◆ WHAT TO WORK ON
Return all lines in the material below that contain "stakeholders".

◆ RECORD LIST
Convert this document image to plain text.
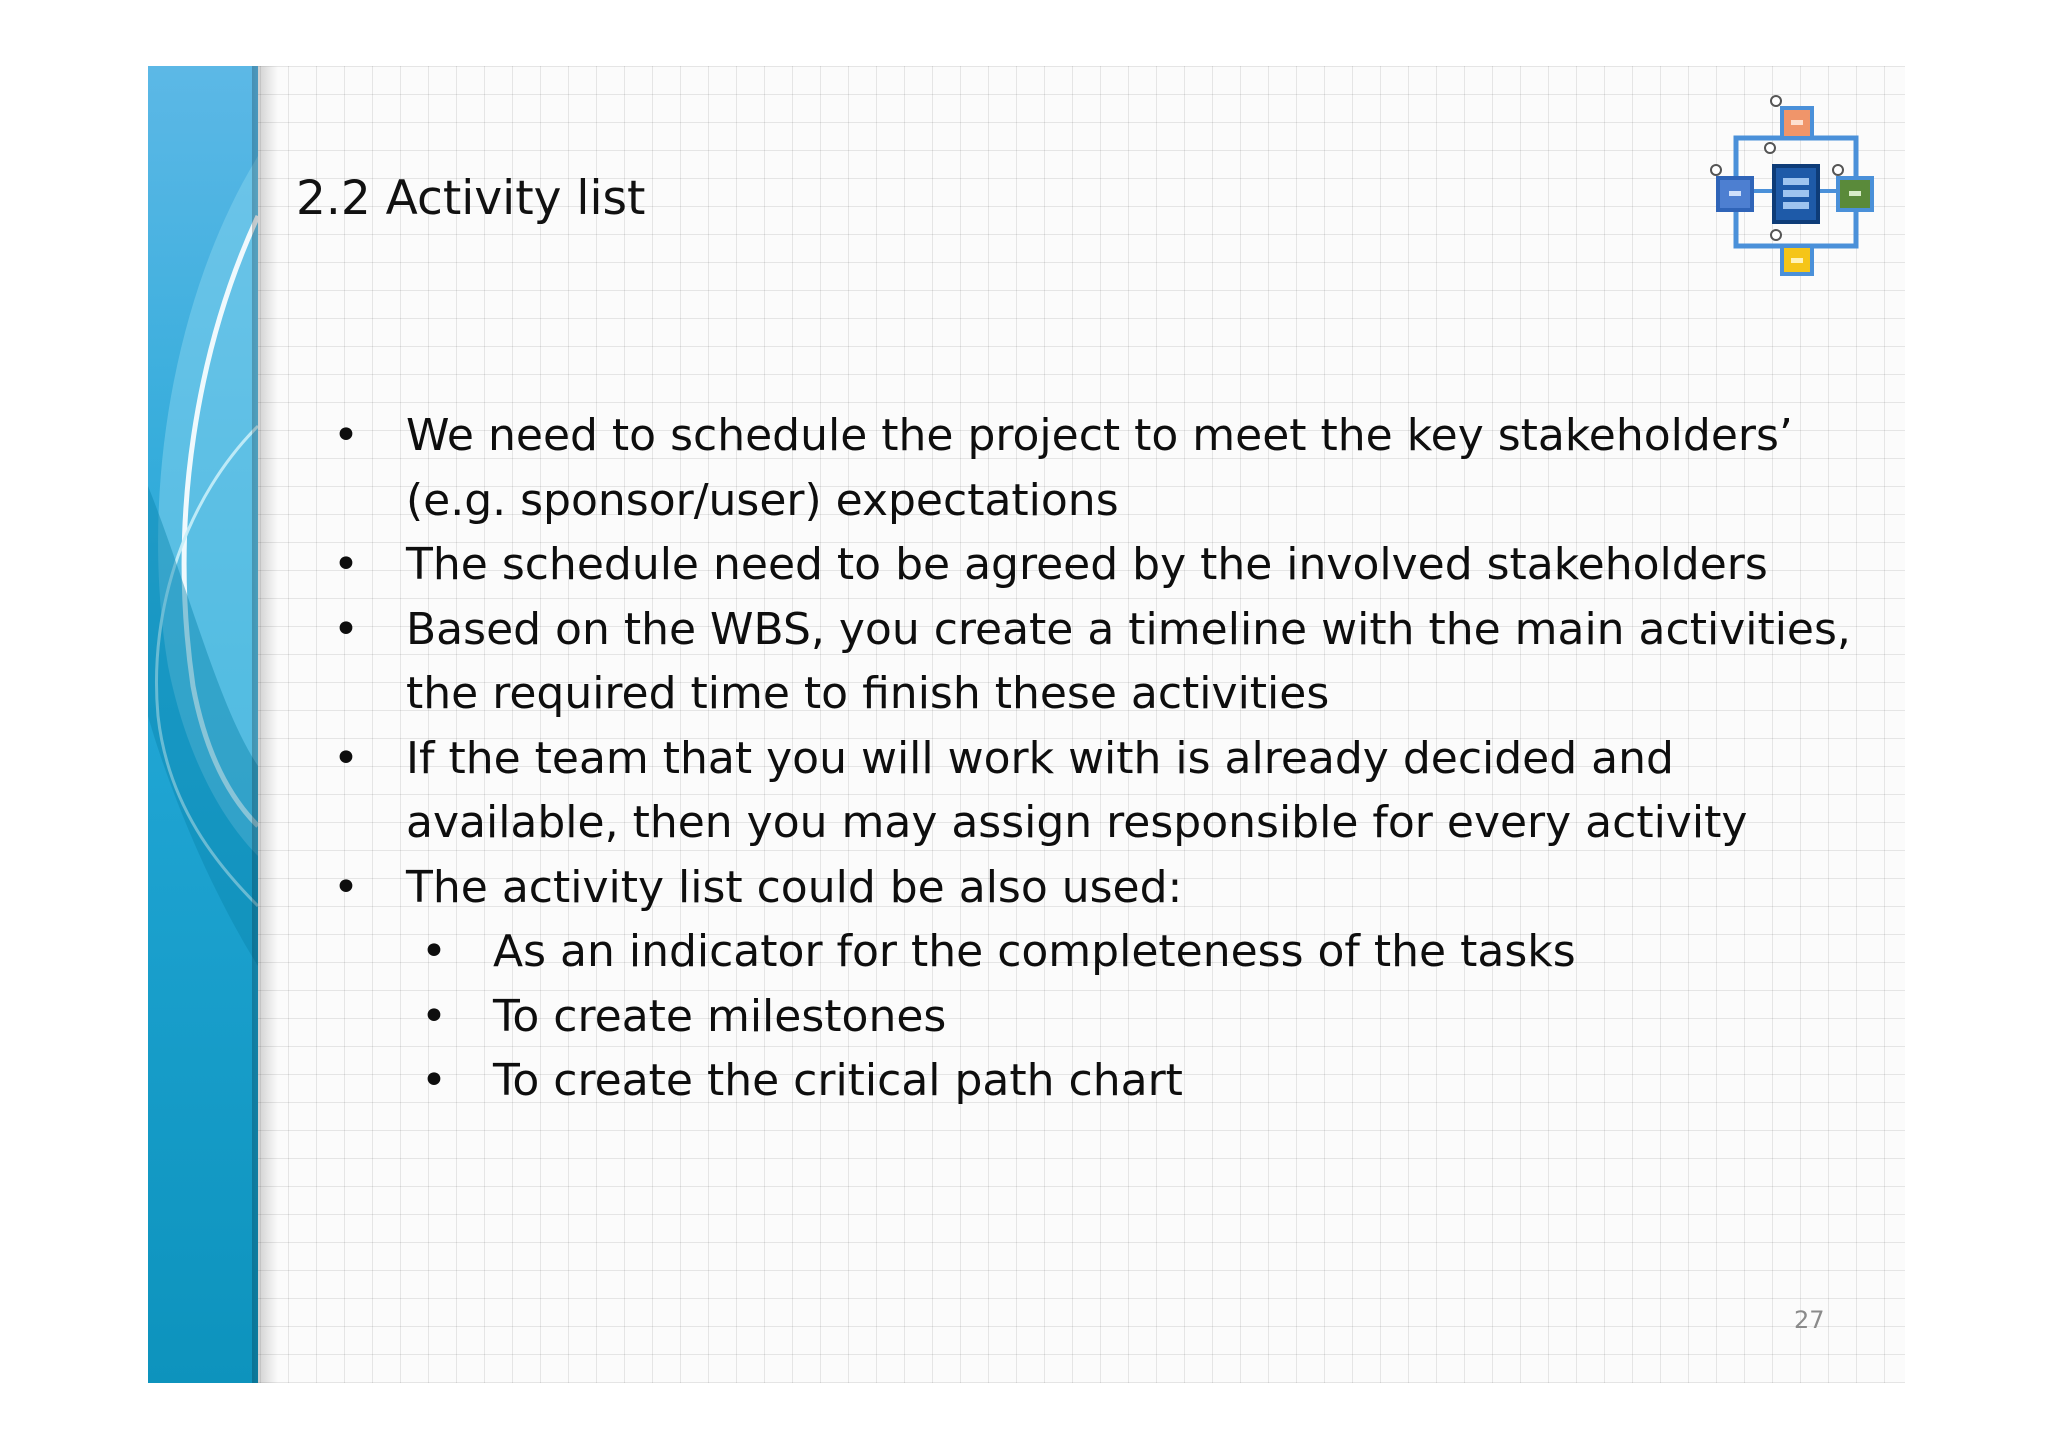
2.2 Activity list
• We need to schedule the project to meet the key stakeholders’ (e.g. sponsor/user) expectations
• The schedule need to be agreed by the involved stakeholders
• Based on the WBS, you create a timeline with the main activities, the required time to finish these activities
• If the team that you will work with is already decided and available, then you may assign responsible for every activity
• The activity list could be also used:
• As an indicator for the completeness of the tasks
• To create milestones
• To create the critical path chart
27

◆ EXERCISE RESPONSE
• We need to schedule the project to meet the key stakeholders’ (e.g. sponsor/user) expectations
• The schedule need to be agreed by the involved stakeholders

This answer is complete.